[begin Provided records]

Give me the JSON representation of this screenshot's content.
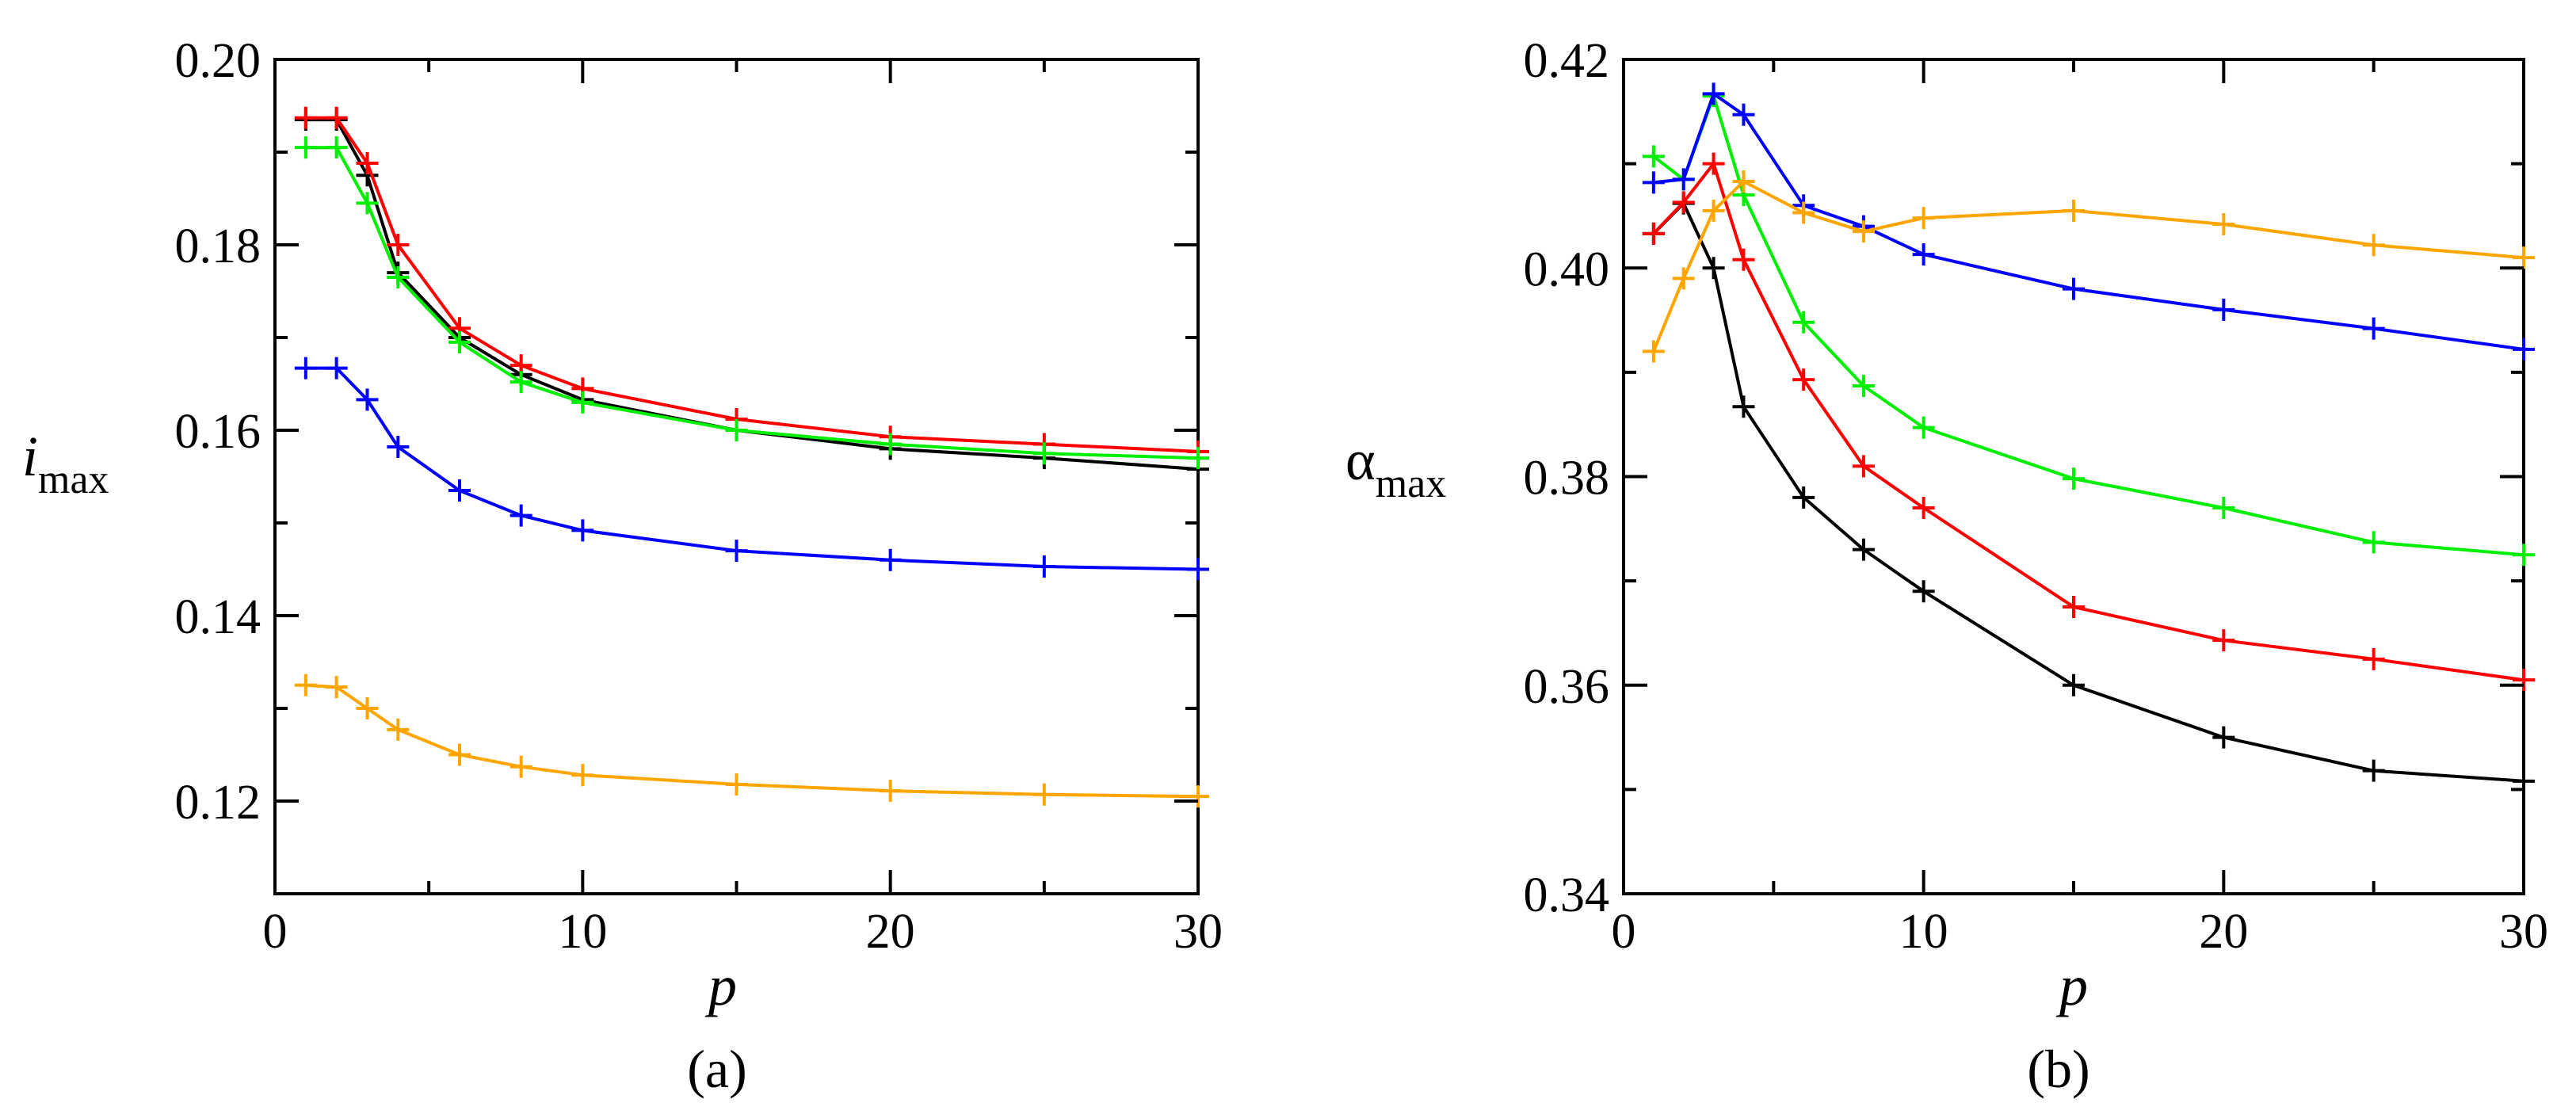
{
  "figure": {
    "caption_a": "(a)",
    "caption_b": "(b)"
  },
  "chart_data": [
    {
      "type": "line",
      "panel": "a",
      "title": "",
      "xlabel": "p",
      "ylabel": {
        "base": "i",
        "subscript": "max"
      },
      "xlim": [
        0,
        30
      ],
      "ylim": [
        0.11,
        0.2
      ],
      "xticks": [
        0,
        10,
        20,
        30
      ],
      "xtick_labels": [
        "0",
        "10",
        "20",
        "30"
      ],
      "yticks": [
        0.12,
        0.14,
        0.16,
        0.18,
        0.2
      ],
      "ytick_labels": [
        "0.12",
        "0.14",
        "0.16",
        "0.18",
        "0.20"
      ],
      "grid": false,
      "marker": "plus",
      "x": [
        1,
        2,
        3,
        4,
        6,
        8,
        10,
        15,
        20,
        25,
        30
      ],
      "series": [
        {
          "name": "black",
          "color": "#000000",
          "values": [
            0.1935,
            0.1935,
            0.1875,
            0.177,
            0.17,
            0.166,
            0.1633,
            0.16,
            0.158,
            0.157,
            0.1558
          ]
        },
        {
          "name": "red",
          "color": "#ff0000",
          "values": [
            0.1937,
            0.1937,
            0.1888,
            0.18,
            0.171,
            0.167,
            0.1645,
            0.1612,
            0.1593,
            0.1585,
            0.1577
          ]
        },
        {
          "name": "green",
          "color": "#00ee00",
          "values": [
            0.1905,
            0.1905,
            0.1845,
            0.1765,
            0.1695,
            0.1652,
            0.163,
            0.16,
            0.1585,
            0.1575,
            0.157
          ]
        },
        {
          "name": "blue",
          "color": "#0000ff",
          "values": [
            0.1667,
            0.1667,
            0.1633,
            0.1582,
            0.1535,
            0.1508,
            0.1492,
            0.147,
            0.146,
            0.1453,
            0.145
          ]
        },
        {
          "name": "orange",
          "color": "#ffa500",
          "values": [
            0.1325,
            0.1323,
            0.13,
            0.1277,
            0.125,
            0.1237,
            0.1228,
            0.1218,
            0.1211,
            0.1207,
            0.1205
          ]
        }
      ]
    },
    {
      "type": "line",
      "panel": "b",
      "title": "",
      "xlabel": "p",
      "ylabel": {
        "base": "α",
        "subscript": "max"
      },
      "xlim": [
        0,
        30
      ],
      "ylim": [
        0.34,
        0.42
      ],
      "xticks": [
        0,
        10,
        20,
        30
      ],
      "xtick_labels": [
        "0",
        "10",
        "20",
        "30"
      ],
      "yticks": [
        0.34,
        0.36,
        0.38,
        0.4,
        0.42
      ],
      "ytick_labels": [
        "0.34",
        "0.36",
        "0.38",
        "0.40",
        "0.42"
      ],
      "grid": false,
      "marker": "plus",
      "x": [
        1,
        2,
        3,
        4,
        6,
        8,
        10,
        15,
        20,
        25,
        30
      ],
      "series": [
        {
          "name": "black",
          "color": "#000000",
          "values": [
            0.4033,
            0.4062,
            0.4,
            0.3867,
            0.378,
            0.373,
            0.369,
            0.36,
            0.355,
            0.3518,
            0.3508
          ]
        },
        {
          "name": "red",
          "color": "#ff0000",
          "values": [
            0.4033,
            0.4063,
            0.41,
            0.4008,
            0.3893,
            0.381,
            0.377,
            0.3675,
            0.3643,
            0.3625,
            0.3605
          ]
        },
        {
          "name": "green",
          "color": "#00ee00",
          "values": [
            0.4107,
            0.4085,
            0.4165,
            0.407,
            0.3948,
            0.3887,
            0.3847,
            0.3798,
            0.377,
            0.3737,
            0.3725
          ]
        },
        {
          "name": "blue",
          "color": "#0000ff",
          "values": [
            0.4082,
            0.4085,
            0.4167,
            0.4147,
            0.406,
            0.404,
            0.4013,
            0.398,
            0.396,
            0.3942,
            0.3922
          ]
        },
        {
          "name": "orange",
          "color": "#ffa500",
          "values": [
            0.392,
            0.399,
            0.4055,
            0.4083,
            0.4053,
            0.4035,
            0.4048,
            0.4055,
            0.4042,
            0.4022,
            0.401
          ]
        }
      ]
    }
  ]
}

[end Provided records]

* [Challenge] Repeat the listing verbatim. Skip the pictures.

* [Result]
Give me the JSON representation of this screenshot's content.
{
  "figure": {
    "caption_a": "(a)",
    "caption_b": "(b)"
  },
  "chart_data": [
    {
      "type": "line",
      "panel": "a",
      "title": "",
      "xlabel": "p",
      "ylabel": {
        "base": "i",
        "subscript": "max"
      },
      "xlim": [
        0,
        30
      ],
      "ylim": [
        0.11,
        0.2
      ],
      "xticks": [
        0,
        10,
        20,
        30
      ],
      "xtick_labels": [
        "0",
        "10",
        "20",
        "30"
      ],
      "yticks": [
        0.12,
        0.14,
        0.16,
        0.18,
        0.2
      ],
      "ytick_labels": [
        "0.12",
        "0.14",
        "0.16",
        "0.18",
        "0.20"
      ],
      "grid": false,
      "marker": "plus",
      "x": [
        1,
        2,
        3,
        4,
        6,
        8,
        10,
        15,
        20,
        25,
        30
      ],
      "series": [
        {
          "name": "black",
          "color": "#000000",
          "values": [
            0.1935,
            0.1935,
            0.1875,
            0.177,
            0.17,
            0.166,
            0.1633,
            0.16,
            0.158,
            0.157,
            0.1558
          ]
        },
        {
          "name": "red",
          "color": "#ff0000",
          "values": [
            0.1937,
            0.1937,
            0.1888,
            0.18,
            0.171,
            0.167,
            0.1645,
            0.1612,
            0.1593,
            0.1585,
            0.1577
          ]
        },
        {
          "name": "green",
          "color": "#00ee00",
          "values": [
            0.1905,
            0.1905,
            0.1845,
            0.1765,
            0.1695,
            0.1652,
            0.163,
            0.16,
            0.1585,
            0.1575,
            0.157
          ]
        },
        {
          "name": "blue",
          "color": "#0000ff",
          "values": [
            0.1667,
            0.1667,
            0.1633,
            0.1582,
            0.1535,
            0.1508,
            0.1492,
            0.147,
            0.146,
            0.1453,
            0.145
          ]
        },
        {
          "name": "orange",
          "color": "#ffa500",
          "values": [
            0.1325,
            0.1323,
            0.13,
            0.1277,
            0.125,
            0.1237,
            0.1228,
            0.1218,
            0.1211,
            0.1207,
            0.1205
          ]
        }
      ]
    },
    {
      "type": "line",
      "panel": "b",
      "title": "",
      "xlabel": "p",
      "ylabel": {
        "base": "α",
        "subscript": "max"
      },
      "xlim": [
        0,
        30
      ],
      "ylim": [
        0.34,
        0.42
      ],
      "xticks": [
        0,
        10,
        20,
        30
      ],
      "xtick_labels": [
        "0",
        "10",
        "20",
        "30"
      ],
      "yticks": [
        0.34,
        0.36,
        0.38,
        0.4,
        0.42
      ],
      "ytick_labels": [
        "0.34",
        "0.36",
        "0.38",
        "0.40",
        "0.42"
      ],
      "grid": false,
      "marker": "plus",
      "x": [
        1,
        2,
        3,
        4,
        6,
        8,
        10,
        15,
        20,
        25,
        30
      ],
      "series": [
        {
          "name": "black",
          "color": "#000000",
          "values": [
            0.4033,
            0.4062,
            0.4,
            0.3867,
            0.378,
            0.373,
            0.369,
            0.36,
            0.355,
            0.3518,
            0.3508
          ]
        },
        {
          "name": "red",
          "color": "#ff0000",
          "values": [
            0.4033,
            0.4063,
            0.41,
            0.4008,
            0.3893,
            0.381,
            0.377,
            0.3675,
            0.3643,
            0.3625,
            0.3605
          ]
        },
        {
          "name": "green",
          "color": "#00ee00",
          "values": [
            0.4107,
            0.4085,
            0.4165,
            0.407,
            0.3948,
            0.3887,
            0.3847,
            0.3798,
            0.377,
            0.3737,
            0.3725
          ]
        },
        {
          "name": "blue",
          "color": "#0000ff",
          "values": [
            0.4082,
            0.4085,
            0.4167,
            0.4147,
            0.406,
            0.404,
            0.4013,
            0.398,
            0.396,
            0.3942,
            0.3922
          ]
        },
        {
          "name": "orange",
          "color": "#ffa500",
          "values": [
            0.392,
            0.399,
            0.4055,
            0.4083,
            0.4053,
            0.4035,
            0.4048,
            0.4055,
            0.4042,
            0.4022,
            0.401
          ]
        }
      ]
    }
  ]
}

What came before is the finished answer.